>> Begin
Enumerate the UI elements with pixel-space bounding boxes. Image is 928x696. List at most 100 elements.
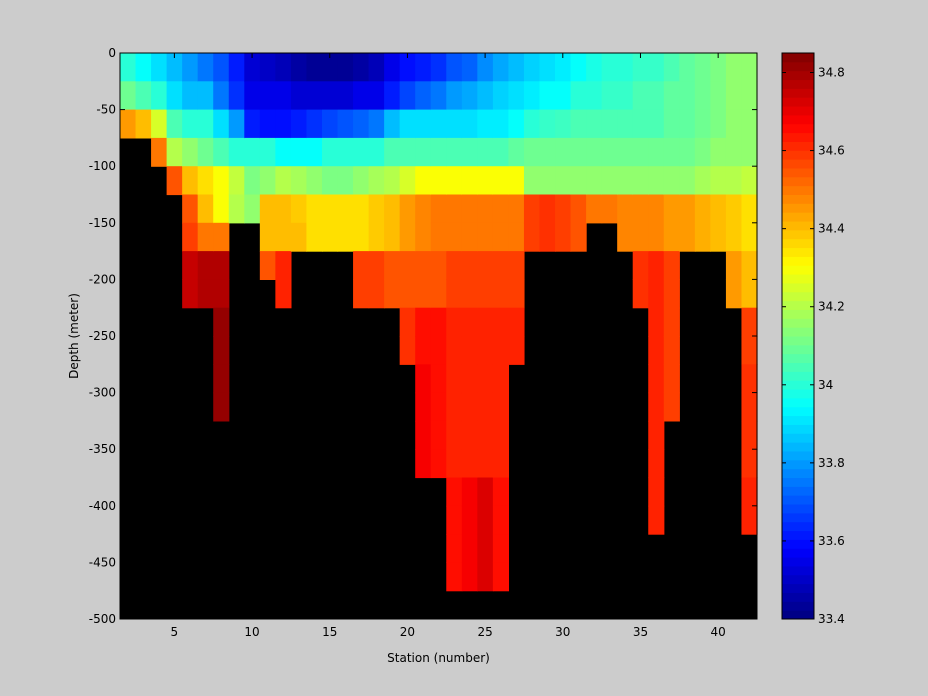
heatmap-cell	[523, 137, 541, 167]
heatmap-cell	[446, 279, 463, 309]
heatmap-cell	[508, 81, 525, 111]
heatmap-cell	[710, 194, 727, 224]
heatmap-cell	[679, 222, 696, 252]
heatmap-cell	[555, 53, 572, 82]
heatmap-cell	[399, 137, 416, 167]
heatmap-cell	[663, 251, 680, 280]
heatmap-cell	[275, 81, 292, 111]
heatmap-cell	[321, 109, 339, 139]
heatmap-cell	[539, 109, 556, 139]
heatmap-cell	[725, 222, 743, 252]
heatmap-cell	[430, 53, 447, 82]
colorbar-band	[782, 442, 814, 452]
heatmap-cell	[275, 109, 292, 139]
heatmap-cell	[555, 109, 572, 139]
heatmap-cell	[461, 336, 478, 365]
heatmap-cell	[244, 81, 261, 111]
heatmap-cell	[741, 194, 758, 224]
colorbar-band	[782, 265, 814, 275]
heatmap-cell	[679, 109, 696, 139]
heatmap-cell	[461, 392, 478, 422]
y-tick-label: -100	[89, 159, 116, 173]
heatmap-cell	[539, 166, 556, 196]
colorbar-band	[782, 583, 814, 593]
heatmap-cell	[492, 449, 510, 479]
heatmap-cell	[539, 53, 556, 82]
heatmap-cell	[617, 53, 634, 82]
y-tick-label: -350	[89, 442, 116, 456]
heatmap-cell	[182, 137, 199, 167]
heatmap-cell	[492, 194, 510, 224]
heatmap-cell	[461, 505, 478, 535]
heatmap-cell	[477, 194, 494, 224]
heatmap-cell	[353, 81, 370, 111]
heatmap-cell	[166, 53, 183, 82]
colorbar-band	[782, 610, 814, 620]
heatmap-cell	[430, 279, 447, 309]
heatmap-cell	[182, 251, 199, 280]
heatmap-cell	[228, 81, 245, 111]
heatmap-cell	[446, 364, 463, 394]
heatmap-cell	[430, 449, 447, 479]
heatmap-cell	[259, 53, 276, 82]
heatmap-cell	[321, 194, 339, 224]
heatmap-cell	[415, 194, 432, 224]
heatmap-cell	[663, 307, 680, 337]
heatmap-cell	[663, 81, 680, 111]
colorbar-band	[782, 309, 814, 319]
heatmap-cell	[290, 109, 308, 139]
heatmap-cell	[259, 251, 276, 280]
heatmap-cell	[694, 109, 711, 139]
heatmap-cell	[415, 251, 432, 280]
colorbar-band	[782, 565, 814, 576]
heatmap-cell	[213, 307, 230, 337]
y-tick-label: -500	[89, 612, 116, 626]
heatmap-cell	[353, 137, 370, 167]
heatmap-cell	[337, 53, 354, 82]
heatmap-cell	[120, 81, 137, 111]
heatmap-cell	[384, 251, 401, 280]
heatmap-cell	[213, 109, 230, 139]
heatmap-cell	[151, 53, 168, 82]
heatmap-cell	[586, 53, 603, 82]
heatmap-cell	[430, 109, 447, 139]
heatmap-cell	[182, 222, 199, 252]
heatmap-cell	[213, 166, 230, 196]
heatmap-cell	[694, 166, 711, 196]
heatmap-cell	[741, 420, 758, 450]
heatmap-cell	[492, 392, 510, 422]
heatmap-cell	[663, 222, 680, 252]
heatmap-cell	[694, 81, 711, 111]
heatmap-cell	[461, 364, 478, 394]
colorbar-band	[782, 397, 814, 408]
heatmap-cell	[492, 420, 510, 450]
heatmap-cell	[213, 194, 230, 224]
heatmap-cell	[523, 109, 541, 139]
colorbar-band	[782, 327, 814, 337]
heatmap-cell	[415, 420, 432, 450]
heatmap-cell	[213, 222, 230, 252]
heatmap-cell	[617, 194, 634, 224]
heatmap-cell	[617, 166, 634, 196]
heatmap-cell	[492, 562, 510, 592]
heatmap-cell	[601, 194, 618, 224]
heatmap-cell	[741, 222, 758, 252]
heatmap-cell	[617, 137, 634, 167]
y-tick-label: -200	[89, 272, 116, 286]
heatmap-cell	[430, 137, 447, 167]
colorbar-band	[782, 185, 814, 195]
heatmap-cell	[570, 81, 587, 111]
colorbar-band	[782, 256, 814, 266]
heatmap-cell	[492, 307, 510, 337]
heatmap-cell	[694, 222, 711, 252]
heatmap-cell	[679, 81, 696, 111]
heatmap-cell	[384, 166, 401, 196]
heatmap-cell	[446, 166, 463, 196]
colorbar-band	[782, 123, 814, 134]
colorbar-band	[782, 247, 814, 257]
heatmap-cell	[710, 222, 727, 252]
heatmap-cell	[492, 53, 510, 82]
heatmap-cell	[663, 194, 680, 224]
colorbar-band	[782, 548, 814, 558]
colorbar-tick-label: 34.6	[818, 144, 845, 158]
>> End
== AIM OF THE EXERCISE ==
Return, unchanged, the stretch of records from the line containing "137, 541, 167]" through the line containing "109, 711, 139]", including both of those lines.

== FINAL ANSWER ==
heatmap-cell	[523, 137, 541, 167]
heatmap-cell	[446, 279, 463, 309]
heatmap-cell	[508, 81, 525, 111]
heatmap-cell	[710, 194, 727, 224]
heatmap-cell	[679, 222, 696, 252]
heatmap-cell	[555, 53, 572, 82]
heatmap-cell	[399, 137, 416, 167]
heatmap-cell	[663, 251, 680, 280]
heatmap-cell	[275, 81, 292, 111]
heatmap-cell	[321, 109, 339, 139]
heatmap-cell	[539, 109, 556, 139]
heatmap-cell	[725, 222, 743, 252]
heatmap-cell	[430, 53, 447, 82]
colorbar-band	[782, 442, 814, 452]
heatmap-cell	[275, 109, 292, 139]
heatmap-cell	[555, 109, 572, 139]
heatmap-cell	[461, 336, 478, 365]
heatmap-cell	[244, 81, 261, 111]
heatmap-cell	[741, 194, 758, 224]
colorbar-band	[782, 265, 814, 275]
heatmap-cell	[679, 109, 696, 139]
heatmap-cell	[461, 392, 478, 422]
y-tick-label: -100	[89, 159, 116, 173]
heatmap-cell	[539, 166, 556, 196]
colorbar-band	[782, 583, 814, 593]
heatmap-cell	[492, 449, 510, 479]
heatmap-cell	[539, 53, 556, 82]
heatmap-cell	[617, 53, 634, 82]
y-tick-label: -350	[89, 442, 116, 456]
heatmap-cell	[182, 137, 199, 167]
heatmap-cell	[492, 194, 510, 224]
heatmap-cell	[461, 505, 478, 535]
heatmap-cell	[477, 194, 494, 224]
heatmap-cell	[353, 81, 370, 111]
heatmap-cell	[166, 53, 183, 82]
colorbar-band	[782, 610, 814, 620]
heatmap-cell	[430, 279, 447, 309]
heatmap-cell	[182, 251, 199, 280]
heatmap-cell	[228, 81, 245, 111]
heatmap-cell	[446, 364, 463, 394]
heatmap-cell	[430, 449, 447, 479]
heatmap-cell	[259, 53, 276, 82]
heatmap-cell	[321, 194, 339, 224]
heatmap-cell	[415, 194, 432, 224]
heatmap-cell	[663, 307, 680, 337]
heatmap-cell	[663, 81, 680, 111]
colorbar-band	[782, 309, 814, 319]
heatmap-cell	[290, 109, 308, 139]
heatmap-cell	[259, 251, 276, 280]
heatmap-cell	[694, 109, 711, 139]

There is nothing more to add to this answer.